■ **WHAT TO PRODUCE**: Scan the following material for the string "المتعارضين" and copy each line in which it appears.

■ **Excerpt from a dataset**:
-*-
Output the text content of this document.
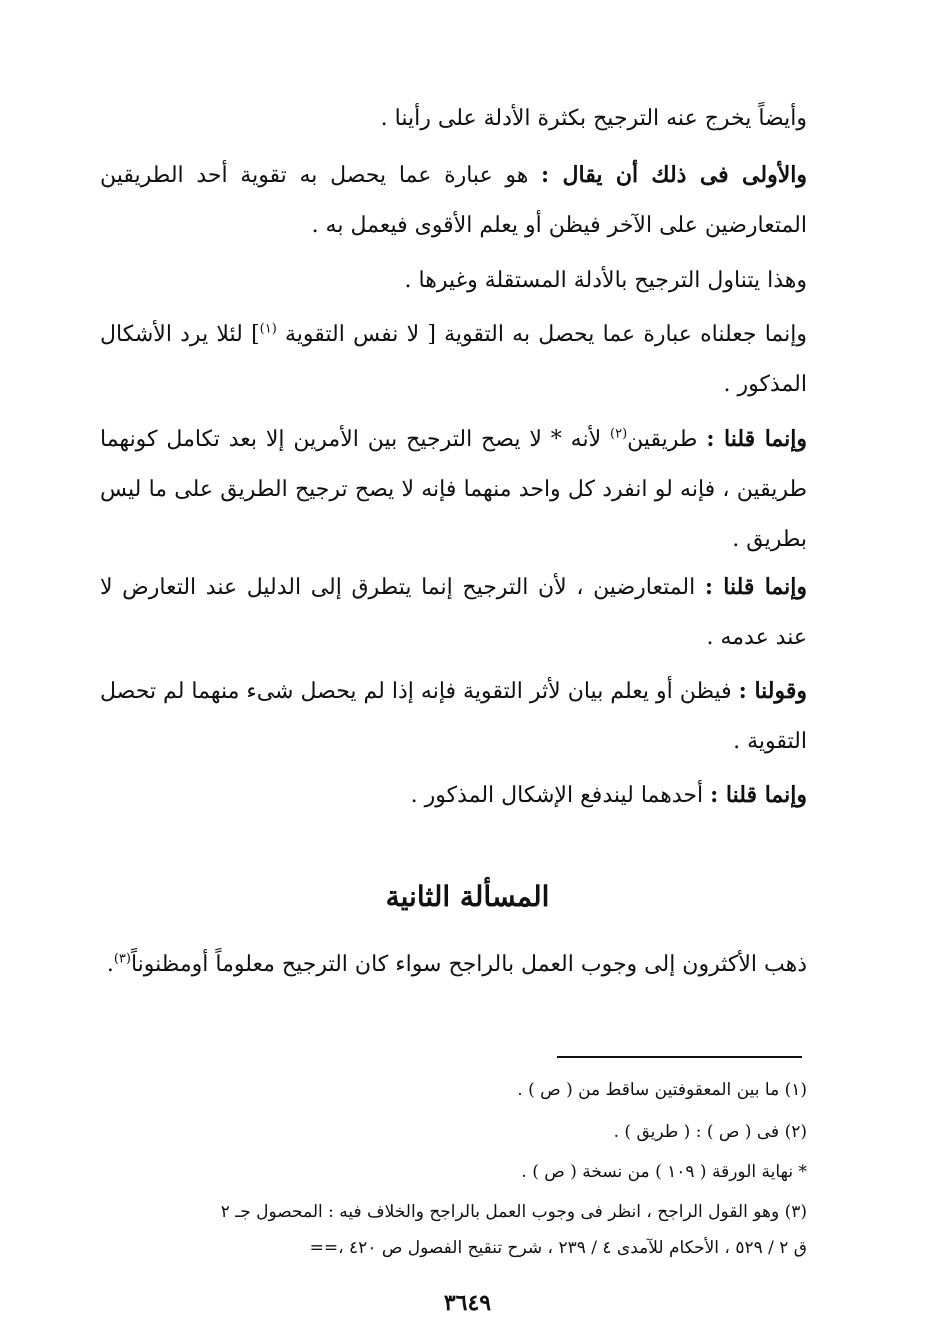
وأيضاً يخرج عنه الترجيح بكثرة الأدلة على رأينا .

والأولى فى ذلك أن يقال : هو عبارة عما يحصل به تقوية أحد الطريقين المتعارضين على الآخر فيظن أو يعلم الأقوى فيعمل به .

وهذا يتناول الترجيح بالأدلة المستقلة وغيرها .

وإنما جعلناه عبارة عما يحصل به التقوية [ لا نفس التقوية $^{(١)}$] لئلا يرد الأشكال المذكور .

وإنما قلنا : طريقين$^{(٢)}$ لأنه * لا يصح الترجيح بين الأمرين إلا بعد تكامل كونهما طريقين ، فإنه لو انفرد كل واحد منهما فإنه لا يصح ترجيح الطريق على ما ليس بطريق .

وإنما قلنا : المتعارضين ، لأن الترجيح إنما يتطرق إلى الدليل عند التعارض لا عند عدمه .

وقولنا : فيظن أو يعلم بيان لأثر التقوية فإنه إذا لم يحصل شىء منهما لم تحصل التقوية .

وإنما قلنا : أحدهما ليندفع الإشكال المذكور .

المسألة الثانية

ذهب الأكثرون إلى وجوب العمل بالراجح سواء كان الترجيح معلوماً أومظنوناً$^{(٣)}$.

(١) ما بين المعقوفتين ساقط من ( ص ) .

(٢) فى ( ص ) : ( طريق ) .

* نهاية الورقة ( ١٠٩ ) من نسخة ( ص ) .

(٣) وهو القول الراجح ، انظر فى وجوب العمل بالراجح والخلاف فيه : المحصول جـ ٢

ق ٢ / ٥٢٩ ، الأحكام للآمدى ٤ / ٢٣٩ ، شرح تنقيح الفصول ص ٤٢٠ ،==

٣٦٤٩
-*-
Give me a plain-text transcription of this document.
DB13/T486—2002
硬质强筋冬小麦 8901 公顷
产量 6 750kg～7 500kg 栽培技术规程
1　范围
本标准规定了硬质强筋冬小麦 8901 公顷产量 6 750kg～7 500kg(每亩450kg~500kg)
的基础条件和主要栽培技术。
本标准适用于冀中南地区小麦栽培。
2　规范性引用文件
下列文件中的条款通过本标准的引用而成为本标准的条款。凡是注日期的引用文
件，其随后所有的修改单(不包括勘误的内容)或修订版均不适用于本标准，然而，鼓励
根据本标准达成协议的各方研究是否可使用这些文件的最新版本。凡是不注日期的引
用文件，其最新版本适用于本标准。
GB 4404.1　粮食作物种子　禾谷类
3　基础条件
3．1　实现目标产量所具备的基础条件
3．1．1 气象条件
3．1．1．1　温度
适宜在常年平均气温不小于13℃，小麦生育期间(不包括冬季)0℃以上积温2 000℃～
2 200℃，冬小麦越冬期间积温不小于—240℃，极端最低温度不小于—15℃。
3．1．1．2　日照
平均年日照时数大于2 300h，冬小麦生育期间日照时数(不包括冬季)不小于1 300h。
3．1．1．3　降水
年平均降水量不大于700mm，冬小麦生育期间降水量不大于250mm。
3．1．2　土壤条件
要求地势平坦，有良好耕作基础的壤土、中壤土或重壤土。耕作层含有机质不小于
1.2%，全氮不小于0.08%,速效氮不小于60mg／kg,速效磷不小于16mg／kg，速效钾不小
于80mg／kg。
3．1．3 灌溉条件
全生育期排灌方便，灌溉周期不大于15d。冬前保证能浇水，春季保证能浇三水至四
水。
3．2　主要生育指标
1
-*-
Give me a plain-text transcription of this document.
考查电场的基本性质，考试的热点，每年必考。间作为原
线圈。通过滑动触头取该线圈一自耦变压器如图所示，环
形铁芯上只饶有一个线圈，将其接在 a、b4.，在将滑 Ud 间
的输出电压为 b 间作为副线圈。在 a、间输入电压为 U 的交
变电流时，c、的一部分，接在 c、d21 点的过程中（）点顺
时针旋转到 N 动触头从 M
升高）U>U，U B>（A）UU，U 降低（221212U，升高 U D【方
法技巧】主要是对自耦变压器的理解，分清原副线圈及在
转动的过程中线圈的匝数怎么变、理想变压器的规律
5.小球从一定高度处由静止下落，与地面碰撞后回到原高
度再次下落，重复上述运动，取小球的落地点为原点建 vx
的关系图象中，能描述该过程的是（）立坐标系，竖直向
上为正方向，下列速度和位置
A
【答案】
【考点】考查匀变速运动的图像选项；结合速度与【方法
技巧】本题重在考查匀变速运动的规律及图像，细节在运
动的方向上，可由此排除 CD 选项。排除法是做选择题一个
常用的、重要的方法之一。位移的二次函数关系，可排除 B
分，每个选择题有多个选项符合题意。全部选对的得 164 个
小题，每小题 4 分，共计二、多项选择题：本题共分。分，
-*-
■ **OUTPUT**:
والأولى فى ذلك أن يقال : هو عبارة عما يحصل به تقوية أحد الطريقين المتعارضين على الآخر فيظن أو يعلم الأقوى فيعمل به .
وإنما قلنا : المتعارضين ، لأن الترجيح إنما يتطرق إلى الدليل عند التعارض لا عند عدمه .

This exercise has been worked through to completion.